• [Text shown]:
○ ○ ○ ○ ○

2025-11-10 · Authensor

What Are Risk Signals in AI Agent Tool Calls?

Risk signals are observable indicators within AI agent tool call requests that suggest the requested action may be dangerous, unauthorized, or the result of adversarial manipulation. Risk signals include patterns such as accessing credential files, executing destructive shell commands, making requests to unknown external domains, or attempting operations outside the agent's designated workspace. SafeClaw by Authensor uses risk signals as the foundation for policy rule matching, enabling deny-by-default action gating that identifies and blocks risky tool calls before execution for agents built with Claude, OpenAI, or any supported framework.

Categories of Risk Signals

Risk signals in AI agent tool calls fall into several categories:

Path-Based Signals

The file path targeted by a read or write operation indicates risk:

| Signal | Example | Risk |
|--------|---------|------|
| Credential file access | .env, credentials.json | Secret exposure |
| System file access | /etc/passwd, /etc/shadow | System compromise |
| SSH key access | ~/.ssh/id_rsa | Authentication compromise |
| Path traversal | ../../etc/passwd | Workspace escape |
| Sensitive directory | ~/.aws/, ~/.gnupg/ | Credential theft |
| Binary file write | ./malware.exe, ./backdoor.sh | Malicious payload |

Command-Based Signals

The shell command requested indicates risk:

| Signal | Example | Risk |
|--------|---------|------|
| Recursive deletion | rm -rf /, find . -delete | Data destruction |
| Permission changes | chmod 777, chown root | Privilege escalation |
| Package installation | npm install , pip install | Supply chain attack |
| Network tools | curl, wget, nc | Data exfiltration |
| Git operations | git push --force, git reset --hard | History destruction |
| Process control | kill, pkill, nohup | Service disruption |

Network-Based Signals

The target of HTTP or API requests indicates risk:

| Signal | Example | Risk |
|--------|---------|------|
| Unknown external domain | https://unknown-site.com | Data exfiltration |
| Cloud metadata endpoints | http://169.254.169.254 | SSRF / credential theft |
| Internal network addresses | http://10.0.0.x, http://192.168.x.x | Lateral movement |
| Encoded payloads in URLs | ?data=base64encodedstring | Exfiltration attempt |

Behavioral Signals

Patterns in the sequence of tool calls indicate risk:

| Signal | Pattern | Risk |
|--------|---------|------|
| Read-then-send | File read followed by HTTP request | Data exfiltration |
| Privilege escalation | Write to sudoers, modify permissions | System compromise |
| Persistence | Write to crontab, startup scripts | Backdoor installation |
| Reconnaissance | Listing many directories, reading system files | Attack preparation |

Using Risk Signals in SafeClaw Policies

Install SafeClaw to enforce risk-signal-based policies:

npx @authensor/safeclaw

Policy rules directly encode risk signals as matching conditions:

# safeclaw.yaml
version: 1
defaultAction: deny

rules:
# PATH-BASED RISK SIGNALS
- action: file_read
path: "./.env*"

○ ○ ○ ○ ○

• [Data extracts]:
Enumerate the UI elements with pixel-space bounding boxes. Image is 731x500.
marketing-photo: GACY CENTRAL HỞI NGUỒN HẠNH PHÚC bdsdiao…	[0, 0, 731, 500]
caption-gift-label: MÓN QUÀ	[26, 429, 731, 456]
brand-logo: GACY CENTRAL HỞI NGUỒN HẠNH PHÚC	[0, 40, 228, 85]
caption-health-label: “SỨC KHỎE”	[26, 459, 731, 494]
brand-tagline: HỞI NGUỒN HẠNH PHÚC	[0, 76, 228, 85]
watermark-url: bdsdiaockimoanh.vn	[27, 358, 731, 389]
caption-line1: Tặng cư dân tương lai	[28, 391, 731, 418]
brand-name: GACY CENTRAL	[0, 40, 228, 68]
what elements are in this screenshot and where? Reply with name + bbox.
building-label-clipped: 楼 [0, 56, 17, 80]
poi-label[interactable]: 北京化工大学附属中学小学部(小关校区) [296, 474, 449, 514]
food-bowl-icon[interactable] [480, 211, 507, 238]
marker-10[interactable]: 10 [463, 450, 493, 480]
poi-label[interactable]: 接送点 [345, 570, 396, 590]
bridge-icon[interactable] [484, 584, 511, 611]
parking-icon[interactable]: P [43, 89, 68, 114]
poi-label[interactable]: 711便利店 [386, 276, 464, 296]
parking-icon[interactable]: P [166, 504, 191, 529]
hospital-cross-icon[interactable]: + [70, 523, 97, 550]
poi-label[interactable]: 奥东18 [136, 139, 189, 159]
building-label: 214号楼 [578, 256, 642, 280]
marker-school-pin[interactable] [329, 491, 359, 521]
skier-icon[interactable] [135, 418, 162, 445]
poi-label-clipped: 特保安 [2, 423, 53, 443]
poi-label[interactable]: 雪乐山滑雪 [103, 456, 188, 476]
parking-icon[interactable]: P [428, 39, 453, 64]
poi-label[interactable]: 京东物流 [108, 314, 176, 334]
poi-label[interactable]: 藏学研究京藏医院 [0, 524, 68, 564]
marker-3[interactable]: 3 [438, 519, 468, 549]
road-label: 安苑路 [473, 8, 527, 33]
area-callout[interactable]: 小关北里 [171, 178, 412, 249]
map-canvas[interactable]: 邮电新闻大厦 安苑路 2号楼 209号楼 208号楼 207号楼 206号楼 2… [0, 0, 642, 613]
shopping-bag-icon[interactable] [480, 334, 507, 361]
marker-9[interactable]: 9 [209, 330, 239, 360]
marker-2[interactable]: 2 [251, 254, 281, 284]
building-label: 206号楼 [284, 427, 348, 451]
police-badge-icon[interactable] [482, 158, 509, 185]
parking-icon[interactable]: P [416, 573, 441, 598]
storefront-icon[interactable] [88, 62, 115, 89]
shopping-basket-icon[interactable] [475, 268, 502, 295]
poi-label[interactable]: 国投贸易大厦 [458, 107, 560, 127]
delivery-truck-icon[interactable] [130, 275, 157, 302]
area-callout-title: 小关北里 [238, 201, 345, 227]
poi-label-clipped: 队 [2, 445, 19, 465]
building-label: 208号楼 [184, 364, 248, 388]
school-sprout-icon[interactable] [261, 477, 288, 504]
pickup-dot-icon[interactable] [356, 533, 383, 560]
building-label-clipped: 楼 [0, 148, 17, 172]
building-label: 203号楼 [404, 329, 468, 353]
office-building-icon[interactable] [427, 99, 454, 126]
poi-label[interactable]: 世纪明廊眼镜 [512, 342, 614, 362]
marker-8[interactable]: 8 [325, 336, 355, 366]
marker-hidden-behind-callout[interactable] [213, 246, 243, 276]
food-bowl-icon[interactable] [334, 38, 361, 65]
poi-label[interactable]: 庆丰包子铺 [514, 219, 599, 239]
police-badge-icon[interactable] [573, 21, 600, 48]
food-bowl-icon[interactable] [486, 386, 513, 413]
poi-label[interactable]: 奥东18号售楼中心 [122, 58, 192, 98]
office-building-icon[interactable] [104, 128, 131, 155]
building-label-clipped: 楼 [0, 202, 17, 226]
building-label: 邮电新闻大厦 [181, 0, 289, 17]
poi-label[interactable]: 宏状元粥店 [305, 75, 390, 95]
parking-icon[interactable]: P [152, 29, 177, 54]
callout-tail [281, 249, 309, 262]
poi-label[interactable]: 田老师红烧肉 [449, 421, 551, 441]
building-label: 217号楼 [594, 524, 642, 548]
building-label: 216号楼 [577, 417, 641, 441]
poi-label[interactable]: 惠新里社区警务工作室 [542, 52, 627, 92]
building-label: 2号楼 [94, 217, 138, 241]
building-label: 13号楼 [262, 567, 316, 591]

○ ○ ○ ○ ○

• [Required work]:
1) In the page on risk signals in AI agent tool calls, translate this sentence into Spanish: "Risk signals are observable indicators within AI agent tool call requests that suggest the requested action may be dangerous, unauthorized, or the result of adversarial manipulation."
2) Answer these questions using the page on risk signals in AI agent tool calls:
(a) What risk is listed for cloud metadata endpoints?
(b) Which command installs SafeClaw?
(c) What value does the safeclaw.yaml example give for defaultAction?

• [Solution list]:
1) Las señales de riesgo son indicadores observables dentro de las solicitudes de llamadas a herramientas de agentes de IA que sugieren que la acción solicitada puede ser peligrosa, no autorizada o el resultado de una manipulación adversarial.

2)
(a) SSRF / credential theft
(b) npx @authensor/safeclaw
(c) deny